• STATED EXERCISE: Look through the material and copy each line holding "What".

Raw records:
-.-.-

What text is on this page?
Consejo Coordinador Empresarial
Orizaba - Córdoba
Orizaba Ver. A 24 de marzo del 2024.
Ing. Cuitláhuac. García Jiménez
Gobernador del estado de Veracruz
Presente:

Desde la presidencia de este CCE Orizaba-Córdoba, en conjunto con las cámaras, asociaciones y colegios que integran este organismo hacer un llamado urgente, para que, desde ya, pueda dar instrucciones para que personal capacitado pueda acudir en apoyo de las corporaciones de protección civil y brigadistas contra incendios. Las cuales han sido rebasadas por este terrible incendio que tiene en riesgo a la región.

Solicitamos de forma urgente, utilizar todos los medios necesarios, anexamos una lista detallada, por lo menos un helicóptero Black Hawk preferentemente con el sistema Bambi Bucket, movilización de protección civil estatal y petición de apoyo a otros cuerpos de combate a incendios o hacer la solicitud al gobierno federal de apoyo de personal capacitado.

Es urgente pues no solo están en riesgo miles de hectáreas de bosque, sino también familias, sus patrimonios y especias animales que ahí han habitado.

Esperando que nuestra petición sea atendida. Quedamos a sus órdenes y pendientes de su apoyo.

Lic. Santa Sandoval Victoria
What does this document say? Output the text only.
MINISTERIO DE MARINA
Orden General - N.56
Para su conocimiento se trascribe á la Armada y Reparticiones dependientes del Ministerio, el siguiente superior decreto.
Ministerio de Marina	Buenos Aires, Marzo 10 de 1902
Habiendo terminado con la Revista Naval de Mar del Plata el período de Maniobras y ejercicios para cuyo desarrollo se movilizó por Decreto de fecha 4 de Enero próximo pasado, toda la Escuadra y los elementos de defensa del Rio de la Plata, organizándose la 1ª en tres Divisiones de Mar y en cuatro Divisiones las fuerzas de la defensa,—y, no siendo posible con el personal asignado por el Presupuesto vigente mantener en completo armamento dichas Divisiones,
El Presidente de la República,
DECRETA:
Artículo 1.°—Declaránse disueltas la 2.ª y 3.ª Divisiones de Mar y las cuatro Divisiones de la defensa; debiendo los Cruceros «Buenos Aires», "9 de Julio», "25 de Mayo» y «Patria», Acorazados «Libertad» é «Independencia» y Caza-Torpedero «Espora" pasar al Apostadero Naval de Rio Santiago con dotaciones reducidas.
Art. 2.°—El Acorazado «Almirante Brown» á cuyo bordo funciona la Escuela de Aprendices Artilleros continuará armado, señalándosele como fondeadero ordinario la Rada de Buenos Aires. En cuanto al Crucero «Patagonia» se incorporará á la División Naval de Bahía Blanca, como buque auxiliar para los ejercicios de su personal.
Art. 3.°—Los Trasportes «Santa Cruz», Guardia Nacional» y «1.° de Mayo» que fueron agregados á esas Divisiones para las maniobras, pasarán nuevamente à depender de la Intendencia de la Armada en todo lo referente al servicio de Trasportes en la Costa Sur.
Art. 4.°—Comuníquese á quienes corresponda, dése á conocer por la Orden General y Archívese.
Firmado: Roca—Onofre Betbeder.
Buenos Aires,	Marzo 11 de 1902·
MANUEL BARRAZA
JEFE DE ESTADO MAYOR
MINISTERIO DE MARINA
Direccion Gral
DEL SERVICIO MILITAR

-.-.-

• FULL RESPONSE:
What text is on this page?
What does this document say? Output the text only.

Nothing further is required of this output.